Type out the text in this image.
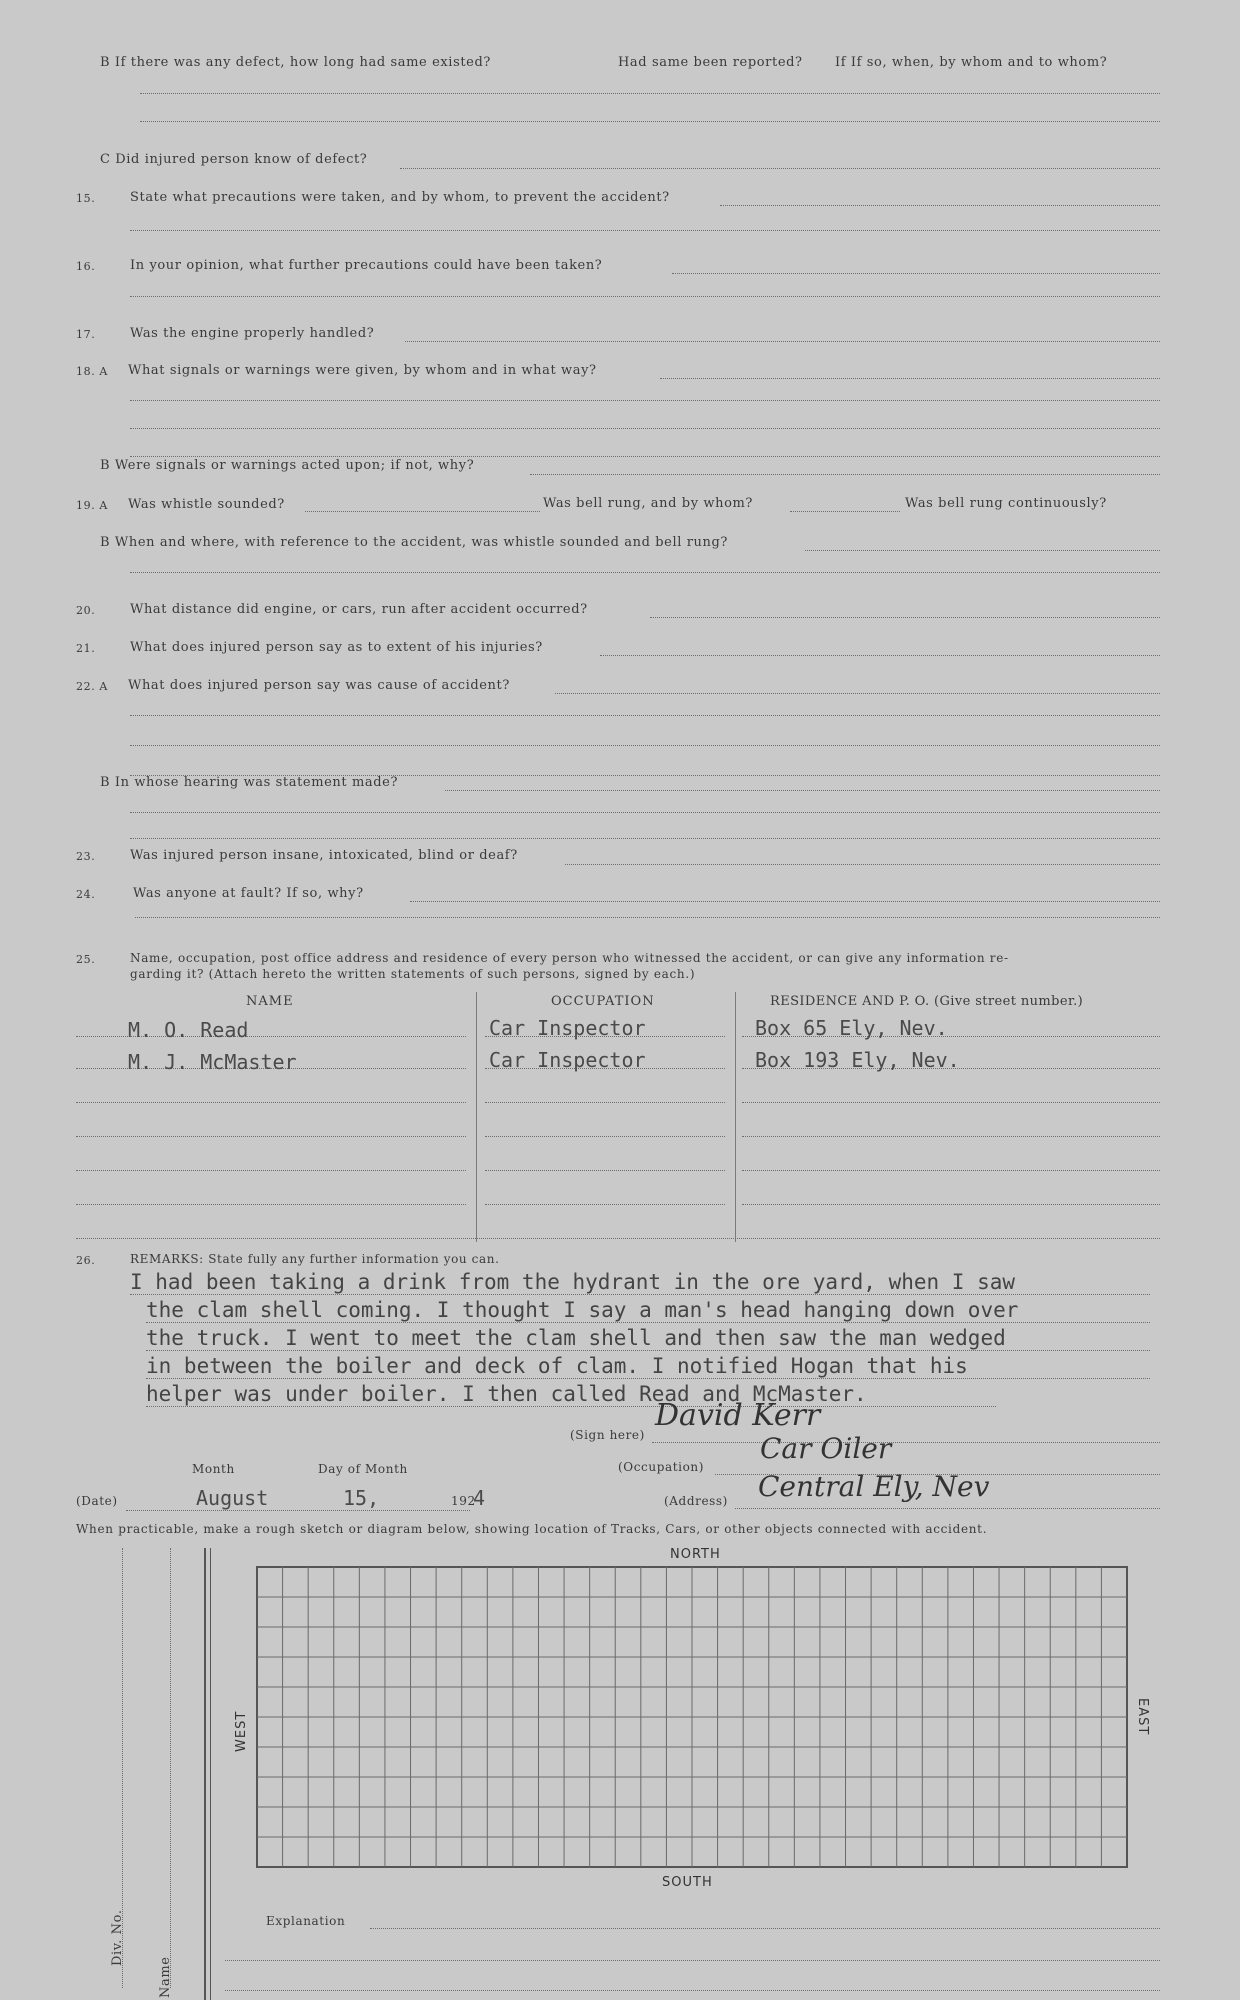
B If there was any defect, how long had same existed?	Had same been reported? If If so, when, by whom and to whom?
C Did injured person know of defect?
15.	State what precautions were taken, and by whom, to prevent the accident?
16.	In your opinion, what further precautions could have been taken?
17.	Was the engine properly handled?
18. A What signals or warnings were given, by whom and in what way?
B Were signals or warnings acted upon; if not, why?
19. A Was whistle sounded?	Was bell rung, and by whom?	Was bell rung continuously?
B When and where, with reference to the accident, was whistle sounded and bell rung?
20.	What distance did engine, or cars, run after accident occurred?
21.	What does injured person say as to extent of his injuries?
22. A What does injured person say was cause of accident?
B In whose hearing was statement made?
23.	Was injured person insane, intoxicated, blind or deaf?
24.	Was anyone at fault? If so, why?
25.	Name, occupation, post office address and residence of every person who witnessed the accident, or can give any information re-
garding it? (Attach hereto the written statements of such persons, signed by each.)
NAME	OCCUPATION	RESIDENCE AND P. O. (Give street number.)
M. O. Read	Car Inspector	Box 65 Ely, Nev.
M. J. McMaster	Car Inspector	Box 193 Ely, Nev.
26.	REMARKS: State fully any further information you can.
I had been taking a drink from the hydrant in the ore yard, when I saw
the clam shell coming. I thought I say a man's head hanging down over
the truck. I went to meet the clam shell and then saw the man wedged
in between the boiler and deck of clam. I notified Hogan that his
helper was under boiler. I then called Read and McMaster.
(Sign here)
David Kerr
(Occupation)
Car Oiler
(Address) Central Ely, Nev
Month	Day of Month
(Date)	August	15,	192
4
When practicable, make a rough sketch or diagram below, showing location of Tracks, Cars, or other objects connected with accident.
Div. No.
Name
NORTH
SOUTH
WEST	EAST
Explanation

---

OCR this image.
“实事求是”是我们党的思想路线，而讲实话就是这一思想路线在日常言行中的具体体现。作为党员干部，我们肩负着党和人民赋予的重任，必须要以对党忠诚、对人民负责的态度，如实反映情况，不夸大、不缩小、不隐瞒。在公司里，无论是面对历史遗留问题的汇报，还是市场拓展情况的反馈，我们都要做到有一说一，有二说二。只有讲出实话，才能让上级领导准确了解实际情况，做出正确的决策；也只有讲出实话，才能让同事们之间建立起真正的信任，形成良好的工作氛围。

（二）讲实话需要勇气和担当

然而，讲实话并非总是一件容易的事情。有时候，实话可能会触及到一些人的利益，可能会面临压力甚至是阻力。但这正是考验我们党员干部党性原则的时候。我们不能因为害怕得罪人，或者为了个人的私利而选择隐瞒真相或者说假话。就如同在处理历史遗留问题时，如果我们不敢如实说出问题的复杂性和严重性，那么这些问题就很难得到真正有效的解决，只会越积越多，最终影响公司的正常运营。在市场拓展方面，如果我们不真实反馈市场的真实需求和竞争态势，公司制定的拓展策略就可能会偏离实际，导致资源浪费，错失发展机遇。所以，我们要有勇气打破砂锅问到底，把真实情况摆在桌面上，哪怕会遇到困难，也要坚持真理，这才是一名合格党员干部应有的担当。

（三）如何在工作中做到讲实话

• Work to complete:
Tally up the lines with the word "taken" in them, and answer with that number by itself.

• Solution to this problem:
2